* _WRITTEN INSTRUCTION_:
From the listing that follows, output everything exactly except the pictures.

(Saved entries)
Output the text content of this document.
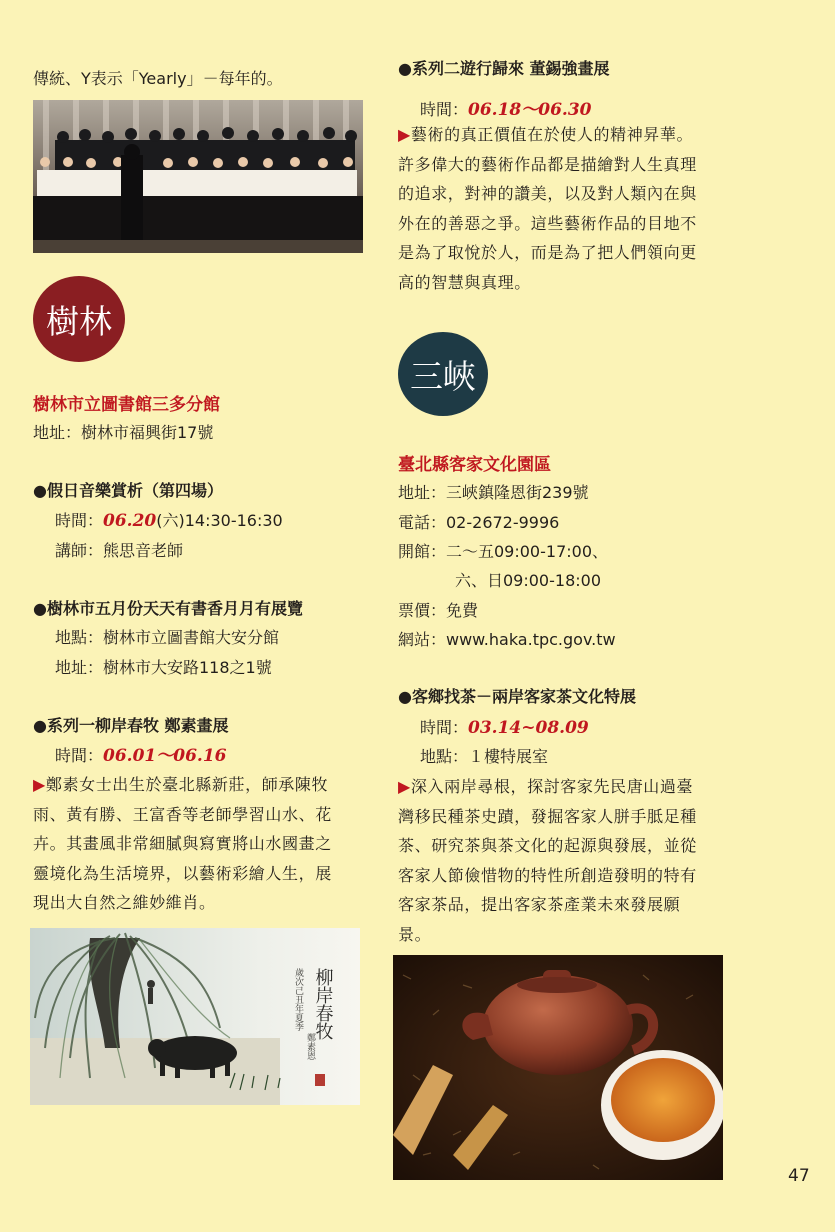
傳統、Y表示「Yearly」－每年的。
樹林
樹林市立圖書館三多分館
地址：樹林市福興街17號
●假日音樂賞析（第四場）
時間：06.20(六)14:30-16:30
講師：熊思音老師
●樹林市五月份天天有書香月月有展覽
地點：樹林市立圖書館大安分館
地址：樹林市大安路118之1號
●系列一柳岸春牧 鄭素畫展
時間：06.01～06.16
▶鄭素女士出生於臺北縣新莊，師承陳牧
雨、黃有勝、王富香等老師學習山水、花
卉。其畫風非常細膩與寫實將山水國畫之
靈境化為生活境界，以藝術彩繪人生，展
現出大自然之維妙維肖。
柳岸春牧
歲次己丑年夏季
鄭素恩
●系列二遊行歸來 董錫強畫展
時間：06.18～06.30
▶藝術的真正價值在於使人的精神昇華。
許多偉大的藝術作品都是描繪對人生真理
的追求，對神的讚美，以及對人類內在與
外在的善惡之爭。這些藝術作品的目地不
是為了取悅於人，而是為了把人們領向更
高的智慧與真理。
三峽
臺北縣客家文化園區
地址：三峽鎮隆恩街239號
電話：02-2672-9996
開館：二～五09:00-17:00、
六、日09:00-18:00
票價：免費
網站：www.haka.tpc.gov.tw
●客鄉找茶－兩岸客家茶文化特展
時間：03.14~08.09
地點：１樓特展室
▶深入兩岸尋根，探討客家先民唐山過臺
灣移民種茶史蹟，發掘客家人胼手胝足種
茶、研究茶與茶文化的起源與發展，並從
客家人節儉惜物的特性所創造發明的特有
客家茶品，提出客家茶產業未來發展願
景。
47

* _EXERCISE RESULT_:
Output the text content of this document.
傳統、Y表示「Yearly」－每年的。
樹林
樹林市立圖書館三多分館
地址：樹林市福興街17號
●假日音樂賞析（第四場）
時間：06.20(六)14:30-16:30
講師：熊思音老師
●樹林市五月份天天有書香月月有展覽
地點：樹林市立圖書館大安分館
地址：樹林市大安路118之1號
●系列一柳岸春牧 鄭素畫展
時間：06.01～06.16
▶鄭素女士出生於臺北縣新莊，師承陳牧
雨、黃有勝、王富香等老師學習山水、花
卉。其畫風非常細膩與寫實將山水國畫之
靈境化為生活境界，以藝術彩繪人生，展
現出大自然之維妙維肖。
柳岸春牧
歲次己丑年夏季
鄭素恩
●系列二遊行歸來 董錫強畫展
時間：06.18～06.30
▶藝術的真正價值在於使人的精神昇華。
許多偉大的藝術作品都是描繪對人生真理
的追求，對神的讚美，以及對人類內在與
外在的善惡之爭。這些藝術作品的目地不
是為了取悅於人，而是為了把人們領向更
高的智慧與真理。
三峽
臺北縣客家文化園區
地址：三峽鎮隆恩街239號
電話：02-2672-9996
開館：二～五09:00-17:00、
六、日09:00-18:00
票價：免費
網站：www.haka.tpc.gov.tw
●客鄉找茶－兩岸客家茶文化特展
時間：03.14~08.09
地點：１樓特展室
▶深入兩岸尋根，探討客家先民唐山過臺
灣移民種茶史蹟，發掘客家人胼手胝足種
茶、研究茶與茶文化的起源與發展，並從
客家人節儉惜物的特性所創造發明的特有
客家茶品，提出客家茶產業未來發展願
景。
47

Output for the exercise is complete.